─── Exercise data ───

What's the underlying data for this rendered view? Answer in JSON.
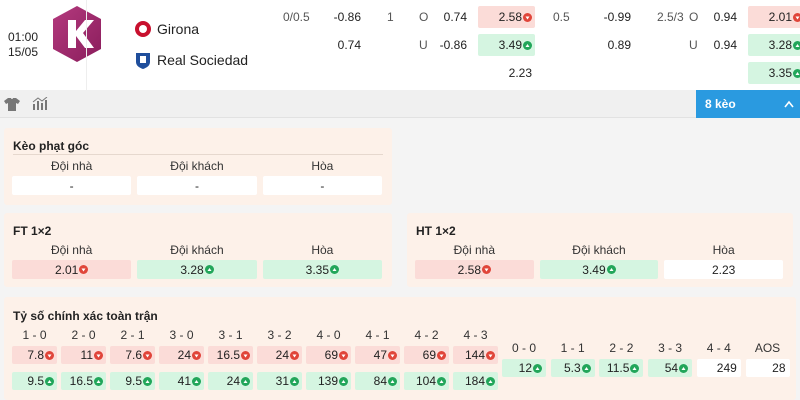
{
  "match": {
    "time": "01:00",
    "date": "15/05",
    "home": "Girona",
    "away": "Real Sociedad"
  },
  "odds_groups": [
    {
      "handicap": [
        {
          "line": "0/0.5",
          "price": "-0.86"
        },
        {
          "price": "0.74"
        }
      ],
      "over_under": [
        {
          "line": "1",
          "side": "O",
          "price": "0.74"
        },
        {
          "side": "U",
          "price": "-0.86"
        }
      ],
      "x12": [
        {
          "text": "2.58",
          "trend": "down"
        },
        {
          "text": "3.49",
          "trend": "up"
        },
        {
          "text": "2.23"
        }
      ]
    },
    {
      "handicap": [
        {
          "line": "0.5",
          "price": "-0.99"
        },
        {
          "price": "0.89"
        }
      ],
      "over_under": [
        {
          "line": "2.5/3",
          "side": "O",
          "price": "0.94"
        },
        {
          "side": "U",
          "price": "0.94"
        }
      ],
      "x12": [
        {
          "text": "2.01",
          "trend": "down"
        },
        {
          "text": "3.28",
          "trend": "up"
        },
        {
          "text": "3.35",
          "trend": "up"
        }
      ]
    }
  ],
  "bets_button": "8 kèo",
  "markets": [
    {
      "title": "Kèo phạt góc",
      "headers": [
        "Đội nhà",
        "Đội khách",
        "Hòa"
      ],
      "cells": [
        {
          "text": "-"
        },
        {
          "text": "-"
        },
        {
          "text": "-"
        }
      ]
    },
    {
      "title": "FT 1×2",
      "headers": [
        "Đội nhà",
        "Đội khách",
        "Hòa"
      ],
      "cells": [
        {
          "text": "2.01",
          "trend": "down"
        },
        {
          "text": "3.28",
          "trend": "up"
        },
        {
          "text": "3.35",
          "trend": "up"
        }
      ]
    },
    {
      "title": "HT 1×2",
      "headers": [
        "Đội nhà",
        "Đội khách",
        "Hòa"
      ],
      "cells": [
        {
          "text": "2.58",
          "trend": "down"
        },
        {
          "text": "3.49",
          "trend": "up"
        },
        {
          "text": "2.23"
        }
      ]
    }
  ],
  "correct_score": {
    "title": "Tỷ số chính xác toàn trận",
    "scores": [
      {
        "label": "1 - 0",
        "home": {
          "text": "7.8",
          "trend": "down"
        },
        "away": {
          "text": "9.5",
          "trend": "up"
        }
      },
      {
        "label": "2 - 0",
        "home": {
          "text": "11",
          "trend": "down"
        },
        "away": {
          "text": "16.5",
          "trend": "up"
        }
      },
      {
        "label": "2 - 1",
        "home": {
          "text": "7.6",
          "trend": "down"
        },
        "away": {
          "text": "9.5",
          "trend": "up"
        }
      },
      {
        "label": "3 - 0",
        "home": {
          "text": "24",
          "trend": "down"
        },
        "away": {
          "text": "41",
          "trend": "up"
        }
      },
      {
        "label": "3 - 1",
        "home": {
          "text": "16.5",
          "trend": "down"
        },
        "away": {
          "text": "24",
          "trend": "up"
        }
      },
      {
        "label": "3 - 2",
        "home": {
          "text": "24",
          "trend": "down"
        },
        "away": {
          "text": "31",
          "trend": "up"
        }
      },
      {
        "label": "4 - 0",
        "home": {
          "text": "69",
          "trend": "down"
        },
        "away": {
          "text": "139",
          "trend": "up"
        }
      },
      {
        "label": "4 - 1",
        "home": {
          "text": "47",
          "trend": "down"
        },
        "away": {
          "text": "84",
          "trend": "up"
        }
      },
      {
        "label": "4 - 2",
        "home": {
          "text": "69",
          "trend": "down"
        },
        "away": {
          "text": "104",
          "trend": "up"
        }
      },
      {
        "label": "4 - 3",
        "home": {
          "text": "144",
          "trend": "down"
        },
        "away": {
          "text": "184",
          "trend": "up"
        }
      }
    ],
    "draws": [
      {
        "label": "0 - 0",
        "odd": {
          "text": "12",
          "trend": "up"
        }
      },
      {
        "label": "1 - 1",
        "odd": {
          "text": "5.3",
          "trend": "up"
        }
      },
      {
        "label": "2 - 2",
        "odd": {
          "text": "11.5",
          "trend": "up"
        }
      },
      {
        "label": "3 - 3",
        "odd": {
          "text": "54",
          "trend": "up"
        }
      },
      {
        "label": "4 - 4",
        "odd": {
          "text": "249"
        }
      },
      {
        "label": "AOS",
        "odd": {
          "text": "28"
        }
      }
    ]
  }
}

───
─── Exercise data ───

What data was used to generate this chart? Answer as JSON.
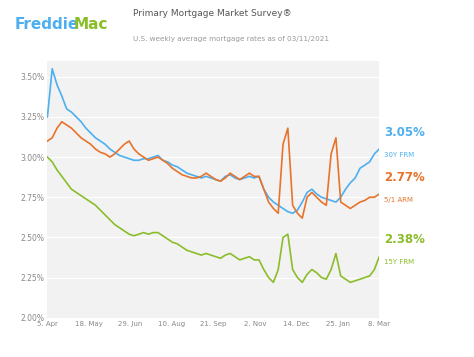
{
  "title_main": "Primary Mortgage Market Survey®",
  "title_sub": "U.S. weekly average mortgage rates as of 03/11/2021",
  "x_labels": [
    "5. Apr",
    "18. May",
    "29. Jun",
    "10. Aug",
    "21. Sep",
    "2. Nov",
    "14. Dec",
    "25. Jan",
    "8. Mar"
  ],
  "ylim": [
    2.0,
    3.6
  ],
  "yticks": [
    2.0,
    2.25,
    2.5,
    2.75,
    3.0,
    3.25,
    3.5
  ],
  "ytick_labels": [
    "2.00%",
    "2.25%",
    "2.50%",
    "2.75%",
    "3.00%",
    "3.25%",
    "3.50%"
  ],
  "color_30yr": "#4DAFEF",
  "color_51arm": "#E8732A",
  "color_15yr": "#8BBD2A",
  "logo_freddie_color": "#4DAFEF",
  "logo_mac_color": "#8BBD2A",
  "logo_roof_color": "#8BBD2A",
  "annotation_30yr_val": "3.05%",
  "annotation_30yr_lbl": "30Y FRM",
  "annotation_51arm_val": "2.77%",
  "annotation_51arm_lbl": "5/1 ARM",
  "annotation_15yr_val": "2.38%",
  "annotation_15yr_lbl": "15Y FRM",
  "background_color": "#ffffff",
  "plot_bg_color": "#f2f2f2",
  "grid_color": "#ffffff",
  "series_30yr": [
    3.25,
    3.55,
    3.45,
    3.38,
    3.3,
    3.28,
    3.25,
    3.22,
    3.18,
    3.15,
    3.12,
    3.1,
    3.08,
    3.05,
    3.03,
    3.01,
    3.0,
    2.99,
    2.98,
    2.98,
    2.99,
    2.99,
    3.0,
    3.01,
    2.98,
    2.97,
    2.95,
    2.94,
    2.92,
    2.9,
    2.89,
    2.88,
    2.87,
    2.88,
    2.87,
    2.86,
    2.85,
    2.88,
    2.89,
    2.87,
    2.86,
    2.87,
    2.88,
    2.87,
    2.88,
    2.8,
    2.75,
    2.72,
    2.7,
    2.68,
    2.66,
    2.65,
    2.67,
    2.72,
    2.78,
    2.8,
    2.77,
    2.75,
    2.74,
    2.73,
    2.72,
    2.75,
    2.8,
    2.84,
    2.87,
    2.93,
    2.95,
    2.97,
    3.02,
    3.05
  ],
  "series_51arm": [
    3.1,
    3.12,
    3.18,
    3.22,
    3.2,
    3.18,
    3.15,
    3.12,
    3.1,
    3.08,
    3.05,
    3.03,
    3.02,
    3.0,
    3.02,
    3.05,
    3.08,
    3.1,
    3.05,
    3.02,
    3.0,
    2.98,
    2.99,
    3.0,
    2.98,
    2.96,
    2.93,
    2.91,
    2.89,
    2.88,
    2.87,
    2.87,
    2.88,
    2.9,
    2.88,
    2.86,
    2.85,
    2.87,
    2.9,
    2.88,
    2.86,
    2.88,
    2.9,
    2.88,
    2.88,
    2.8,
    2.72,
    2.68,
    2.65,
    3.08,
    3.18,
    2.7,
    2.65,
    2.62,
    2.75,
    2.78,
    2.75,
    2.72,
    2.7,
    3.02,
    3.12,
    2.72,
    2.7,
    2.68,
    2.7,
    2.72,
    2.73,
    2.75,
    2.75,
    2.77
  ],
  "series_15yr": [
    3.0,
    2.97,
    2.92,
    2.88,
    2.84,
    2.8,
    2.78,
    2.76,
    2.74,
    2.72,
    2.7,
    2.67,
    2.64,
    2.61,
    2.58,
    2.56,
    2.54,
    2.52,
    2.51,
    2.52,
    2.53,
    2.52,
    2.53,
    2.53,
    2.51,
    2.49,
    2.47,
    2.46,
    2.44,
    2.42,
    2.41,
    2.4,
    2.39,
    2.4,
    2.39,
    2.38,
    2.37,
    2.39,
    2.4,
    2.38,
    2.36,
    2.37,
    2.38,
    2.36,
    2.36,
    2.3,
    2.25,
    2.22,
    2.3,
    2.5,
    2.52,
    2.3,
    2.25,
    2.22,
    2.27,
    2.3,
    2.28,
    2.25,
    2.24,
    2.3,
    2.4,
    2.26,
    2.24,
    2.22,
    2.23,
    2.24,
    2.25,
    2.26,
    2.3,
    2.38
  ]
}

───

- **Exercise requirements**:
For each line in the data above that contains the string "Answer", extract the line.

- **Reply**:
What's the underlying data for this rendered view? Answer in JSON.
What data was used to generate this chart? Answer as JSON.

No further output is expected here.